## TASK MATERIAL:
<<<<

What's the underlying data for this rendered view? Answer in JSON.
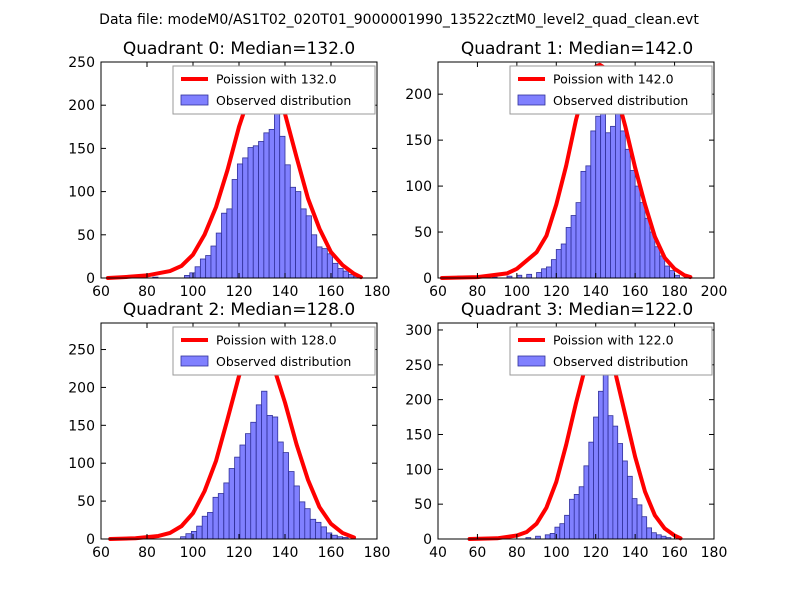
{
  "suptitle": "Data file: modeM0/AS1T02_020T01_9000001990_13522cztM0_level2_quad_clean.evt",
  "colors": {
    "bar_fill": "#8080ff",
    "bar_edge": "#30309a",
    "curve": "#ff0000",
    "axes": "#000000",
    "legend_edge": "#9a9a9a",
    "background": "#ffffff"
  },
  "chart_data": [
    {
      "type": "bar",
      "title": "Quadrant 0: Median=132.0",
      "xlim": [
        60,
        180
      ],
      "ylim": [
        0,
        250
      ],
      "xticks": [
        60,
        80,
        100,
        120,
        140,
        160,
        180
      ],
      "yticks": [
        0,
        50,
        100,
        150,
        200,
        250
      ],
      "legend": [
        "Poission with 132.0",
        "Observed distribution"
      ],
      "legend_position": "top-right",
      "bin_width": 2.3,
      "bins": [
        [
          64.1,
          1
        ],
        [
          66.4,
          1
        ],
        [
          75.6,
          2
        ],
        [
          82.5,
          1
        ],
        [
          96.3,
          3
        ],
        [
          98.6,
          6
        ],
        [
          100.9,
          13
        ],
        [
          103.2,
          22
        ],
        [
          105.5,
          26
        ],
        [
          107.8,
          37
        ],
        [
          110.1,
          52
        ],
        [
          112.4,
          75
        ],
        [
          114.7,
          80
        ],
        [
          117.0,
          114
        ],
        [
          119.3,
          132
        ],
        [
          121.6,
          139
        ],
        [
          123.9,
          151
        ],
        [
          126.2,
          153
        ],
        [
          128.5,
          158
        ],
        [
          130.8,
          168
        ],
        [
          133.1,
          172
        ],
        [
          135.4,
          202
        ],
        [
          137.7,
          164
        ],
        [
          140.0,
          131
        ],
        [
          142.3,
          105
        ],
        [
          144.6,
          100
        ],
        [
          146.9,
          80
        ],
        [
          149.2,
          72
        ],
        [
          151.5,
          50
        ],
        [
          153.8,
          36
        ],
        [
          156.1,
          34
        ],
        [
          158.4,
          28
        ],
        [
          160.7,
          17
        ],
        [
          163.0,
          11
        ],
        [
          165.3,
          8
        ],
        [
          167.6,
          4
        ],
        [
          169.9,
          2
        ]
      ],
      "curve_x": [
        63,
        70,
        80,
        90,
        95,
        100,
        105,
        110,
        115,
        120,
        125,
        130,
        132,
        135,
        140,
        145,
        150,
        155,
        160,
        165,
        170,
        173
      ],
      "curve_y": [
        0,
        1,
        3,
        8,
        14,
        27,
        50,
        82,
        125,
        175,
        215,
        234,
        235,
        228,
        190,
        140,
        92,
        57,
        30,
        15,
        5,
        1
      ]
    },
    {
      "type": "bar",
      "title": "Quadrant 1: Median=142.0",
      "xlim": [
        60,
        200
      ],
      "ylim": [
        0,
        235
      ],
      "xticks": [
        60,
        80,
        100,
        120,
        140,
        160,
        180,
        200
      ],
      "yticks": [
        0,
        50,
        100,
        150,
        200
      ],
      "legend": [
        "Poission with 142.0",
        "Observed distribution"
      ],
      "legend_position": "top-right",
      "bin_width": 2.5,
      "bins": [
        [
          70,
          2
        ],
        [
          77.5,
          1
        ],
        [
          82.5,
          2
        ],
        [
          87.5,
          1
        ],
        [
          95,
          2
        ],
        [
          100,
          3
        ],
        [
          105,
          4
        ],
        [
          110,
          6
        ],
        [
          112.5,
          10
        ],
        [
          115,
          12
        ],
        [
          117.5,
          20
        ],
        [
          120,
          31
        ],
        [
          122.5,
          37
        ],
        [
          125,
          55
        ],
        [
          127.5,
          68
        ],
        [
          130,
          82
        ],
        [
          132.5,
          116
        ],
        [
          135,
          122
        ],
        [
          137.5,
          160
        ],
        [
          140,
          176
        ],
        [
          142.5,
          205
        ],
        [
          145,
          158
        ],
        [
          147.5,
          165
        ],
        [
          150,
          208
        ],
        [
          152.5,
          160
        ],
        [
          155,
          140
        ],
        [
          157.5,
          117
        ],
        [
          160,
          100
        ],
        [
          162.5,
          82
        ],
        [
          165,
          65
        ],
        [
          167.5,
          50
        ],
        [
          170,
          34
        ],
        [
          172.5,
          24
        ],
        [
          175,
          13
        ],
        [
          177.5,
          8
        ],
        [
          180,
          3
        ],
        [
          185,
          1
        ]
      ],
      "curve_x": [
        62,
        80,
        95,
        100,
        110,
        115,
        120,
        125,
        130,
        135,
        140,
        142,
        145,
        150,
        155,
        160,
        165,
        170,
        175,
        180,
        185,
        188
      ],
      "curve_y": [
        0,
        1,
        5,
        10,
        28,
        46,
        80,
        122,
        172,
        212,
        230,
        232,
        228,
        205,
        165,
        120,
        80,
        45,
        22,
        10,
        3,
        1
      ]
    },
    {
      "type": "bar",
      "title": "Quadrant 2: Median=128.0",
      "xlim": [
        60,
        180
      ],
      "ylim": [
        0,
        285
      ],
      "xticks": [
        60,
        80,
        100,
        120,
        140,
        160,
        180
      ],
      "yticks": [
        0,
        50,
        100,
        150,
        200,
        250
      ],
      "legend": [
        "Poission with 128.0",
        "Observed distribution"
      ],
      "legend_position": "top-right",
      "bin_width": 2.35,
      "bins": [
        [
          64.2,
          2
        ],
        [
          80.5,
          3
        ],
        [
          94.6,
          3
        ],
        [
          96.9,
          7
        ],
        [
          99.3,
          10
        ],
        [
          101.6,
          17
        ],
        [
          104.0,
          30
        ],
        [
          106.3,
          35
        ],
        [
          108.7,
          55
        ],
        [
          111.0,
          60
        ],
        [
          113.4,
          74
        ],
        [
          115.7,
          93
        ],
        [
          118.1,
          108
        ],
        [
          120.4,
          124
        ],
        [
          122.8,
          139
        ],
        [
          125.1,
          154
        ],
        [
          127.5,
          177
        ],
        [
          129.8,
          195
        ],
        [
          132.2,
          163
        ],
        [
          134.5,
          161
        ],
        [
          136.9,
          128
        ],
        [
          139.2,
          114
        ],
        [
          141.6,
          89
        ],
        [
          143.9,
          70
        ],
        [
          146.3,
          49
        ],
        [
          148.6,
          40
        ],
        [
          151.0,
          26
        ],
        [
          153.3,
          22
        ],
        [
          155.7,
          16
        ],
        [
          158.0,
          8
        ],
        [
          160.4,
          5
        ],
        [
          162.7,
          3
        ],
        [
          165.1,
          2
        ]
      ],
      "curve_x": [
        64,
        75,
        85,
        90,
        95,
        100,
        105,
        110,
        115,
        120,
        125,
        128,
        130,
        135,
        140,
        145,
        150,
        155,
        160,
        165,
        170
      ],
      "curve_y": [
        0,
        1,
        4,
        8,
        17,
        34,
        63,
        103,
        158,
        215,
        255,
        262,
        258,
        228,
        180,
        125,
        78,
        42,
        20,
        8,
        2
      ]
    },
    {
      "type": "bar",
      "title": "Quadrant 3: Median=122.0",
      "xlim": [
        40,
        180
      ],
      "ylim": [
        0,
        310
      ],
      "xticks": [
        40,
        60,
        80,
        100,
        120,
        140,
        160,
        180
      ],
      "yticks": [
        0,
        50,
        100,
        150,
        200,
        250,
        300
      ],
      "legend": [
        "Poission with 122.0",
        "Observed distribution"
      ],
      "legend_position": "top-right",
      "bin_width": 2.45,
      "bins": [
        [
          57.6,
          1
        ],
        [
          72.3,
          1
        ],
        [
          84.6,
          2
        ],
        [
          89.5,
          4
        ],
        [
          94.4,
          6
        ],
        [
          96.9,
          8
        ],
        [
          99.3,
          17
        ],
        [
          101.8,
          22
        ],
        [
          104.2,
          34
        ],
        [
          106.7,
          57
        ],
        [
          109.1,
          64
        ],
        [
          111.6,
          75
        ],
        [
          114.0,
          105
        ],
        [
          116.5,
          139
        ],
        [
          118.9,
          175
        ],
        [
          121.4,
          212
        ],
        [
          123.8,
          256
        ],
        [
          126.3,
          177
        ],
        [
          128.7,
          162
        ],
        [
          131.2,
          137
        ],
        [
          133.6,
          112
        ],
        [
          136.1,
          90
        ],
        [
          138.5,
          58
        ],
        [
          141.0,
          49
        ],
        [
          143.4,
          32
        ],
        [
          145.9,
          16
        ],
        [
          148.3,
          9
        ],
        [
          150.8,
          6
        ],
        [
          153.2,
          4
        ],
        [
          155.7,
          2
        ]
      ],
      "curve_x": [
        56,
        70,
        80,
        85,
        90,
        95,
        100,
        105,
        110,
        115,
        120,
        122,
        125,
        130,
        135,
        140,
        145,
        150,
        155,
        160,
        163
      ],
      "curve_y": [
        0,
        1,
        5,
        10,
        22,
        45,
        82,
        135,
        195,
        250,
        286,
        290,
        282,
        238,
        178,
        118,
        68,
        34,
        15,
        5,
        1
      ]
    }
  ]
}
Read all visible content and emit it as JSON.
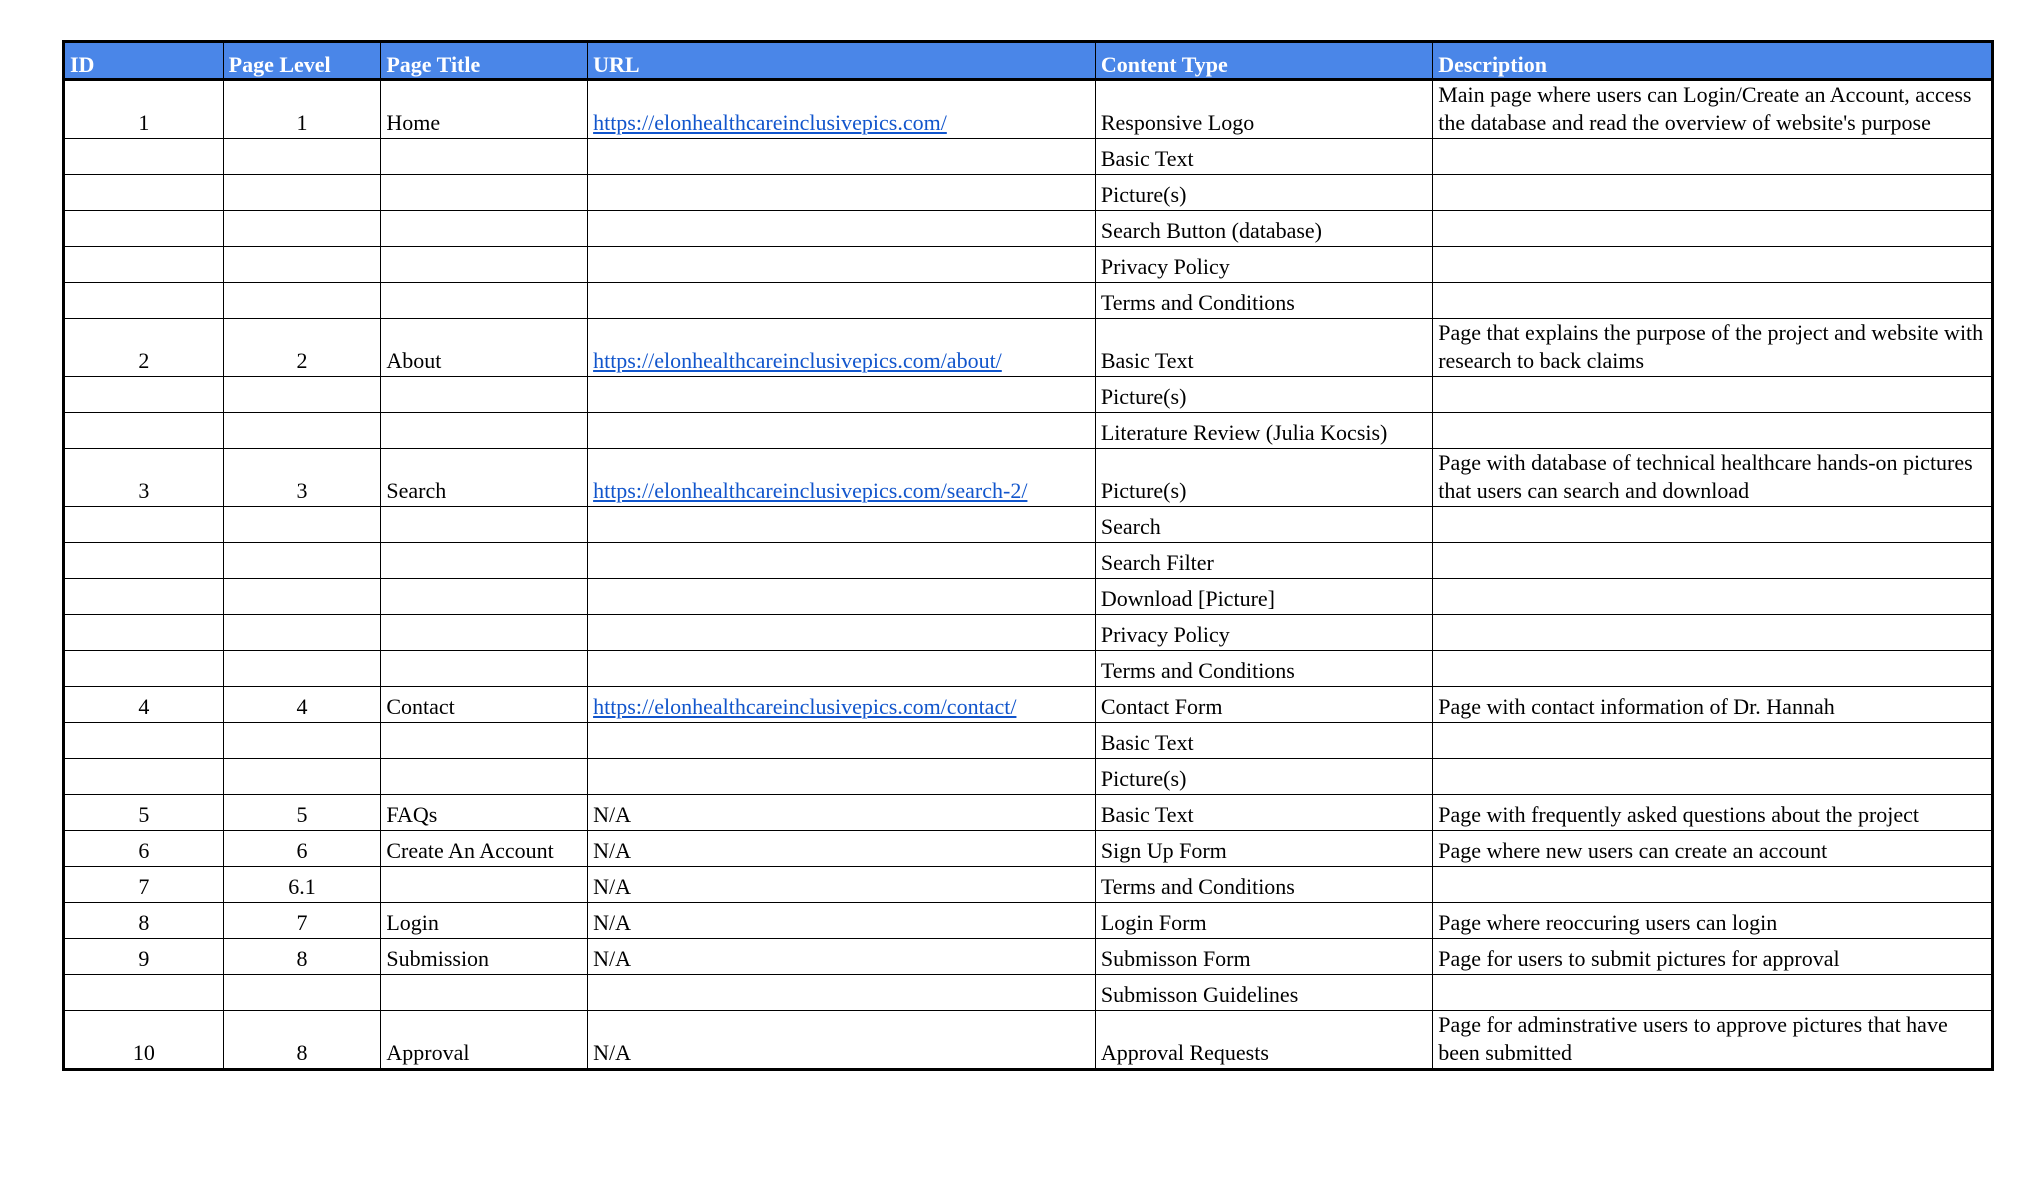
{
  "headers": [
    "ID",
    "Page Level",
    "Page Title",
    "URL",
    "Content Type",
    "Description"
  ],
  "rows": [
    {
      "id": "1",
      "level": "1",
      "title": "Home",
      "url": "https://elonhealthcareinclusivepics.com/",
      "content": "Responsive Logo",
      "desc": "Main page where users can Login/Create an Account, access the database and read the overview of website's purpose"
    },
    {
      "id": "",
      "level": "",
      "title": "",
      "url": "",
      "content": "Basic Text",
      "desc": ""
    },
    {
      "id": "",
      "level": "",
      "title": "",
      "url": "",
      "content": "Picture(s)",
      "desc": ""
    },
    {
      "id": "",
      "level": "",
      "title": "",
      "url": "",
      "content": "Search Button (database)",
      "desc": ""
    },
    {
      "id": "",
      "level": "",
      "title": "",
      "url": "",
      "content": "Privacy Policy",
      "desc": ""
    },
    {
      "id": "",
      "level": "",
      "title": "",
      "url": "",
      "content": "Terms and Conditions",
      "desc": ""
    },
    {
      "id": "2",
      "level": "2",
      "title": "About",
      "url": "https://elonhealthcareinclusivepics.com/about/",
      "content": "Basic Text",
      "desc": "Page that explains the purpose of the project and website with research to back claims"
    },
    {
      "id": "",
      "level": "",
      "title": "",
      "url": "",
      "content": "Picture(s)",
      "desc": ""
    },
    {
      "id": "",
      "level": "",
      "title": "",
      "url": "",
      "content": "Literature Review (Julia Kocsis)",
      "desc": ""
    },
    {
      "id": "3",
      "level": "3",
      "title": "Search",
      "url": "https://elonhealthcareinclusivepics.com/search-2/",
      "content": "Picture(s)",
      "desc": "Page with database of technical healthcare hands-on pictures that users can search and download"
    },
    {
      "id": "",
      "level": "",
      "title": "",
      "url": "",
      "content": "Search",
      "desc": ""
    },
    {
      "id": "",
      "level": "",
      "title": "",
      "url": "",
      "content": "Search Filter",
      "desc": ""
    },
    {
      "id": "",
      "level": "",
      "title": "",
      "url": "",
      "content": "Download [Picture]",
      "desc": ""
    },
    {
      "id": "",
      "level": "",
      "title": "",
      "url": "",
      "content": "Privacy Policy",
      "desc": ""
    },
    {
      "id": "",
      "level": "",
      "title": "",
      "url": "",
      "content": "Terms and Conditions",
      "desc": ""
    },
    {
      "id": "4",
      "level": "4",
      "title": "Contact",
      "url": "https://elonhealthcareinclusivepics.com/contact/",
      "content": "Contact Form",
      "desc": "Page with contact information of Dr. Hannah"
    },
    {
      "id": "",
      "level": "",
      "title": "",
      "url": "",
      "content": "Basic Text",
      "desc": ""
    },
    {
      "id": "",
      "level": "",
      "title": "",
      "url": "",
      "content": "Picture(s)",
      "desc": ""
    },
    {
      "id": "5",
      "level": "5",
      "title": "FAQs",
      "url": "N/A",
      "content": "Basic Text",
      "desc": "Page with frequently asked questions about the project"
    },
    {
      "id": "6",
      "level": "6",
      "title": "Create An Account",
      "url": "N/A",
      "content": "Sign Up Form",
      "desc": "Page where new users can create an account"
    },
    {
      "id": "7",
      "level": "6.1",
      "title": "",
      "url": "N/A",
      "content": "Terms and Conditions",
      "desc": ""
    },
    {
      "id": "8",
      "level": "7",
      "title": "Login",
      "url": "N/A",
      "content": "Login Form",
      "desc": "Page where reoccuring users can login"
    },
    {
      "id": "9",
      "level": "8",
      "title": "Submission",
      "url": "N/A",
      "content": "Submisson Form",
      "desc": "Page for users to submit pictures for approval"
    },
    {
      "id": "",
      "level": "",
      "title": "",
      "url": "",
      "content": "Submisson Guidelines",
      "desc": ""
    },
    {
      "id": "10",
      "level": "8",
      "title": "Approval",
      "url": "N/A",
      "content": "Approval Requests",
      "desc": "Page for adminstrative users to approve pictures that have been submitted"
    }
  ],
  "colors": {
    "header_bg": "#4a86e8",
    "header_text": "#ffffff",
    "link": "#1155cc"
  }
}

>>>>

## TASK INSTRUCTIONS:
Copy each line from the records above that includes the string "users".

## TASK SOLUTION:
      "desc": "Main page where users can Login/Create an Account, access the database and read the overview of website's purpose"
      "desc": "Page with database of technical healthcare hands-on pictures that users can search and download"
      "desc": "Page where new users can create an account"
      "desc": "Page where reoccuring users can login"
      "desc": "Page for users to submit pictures for approval"
      "desc": "Page for adminstrative users to approve pictures that have been submitted"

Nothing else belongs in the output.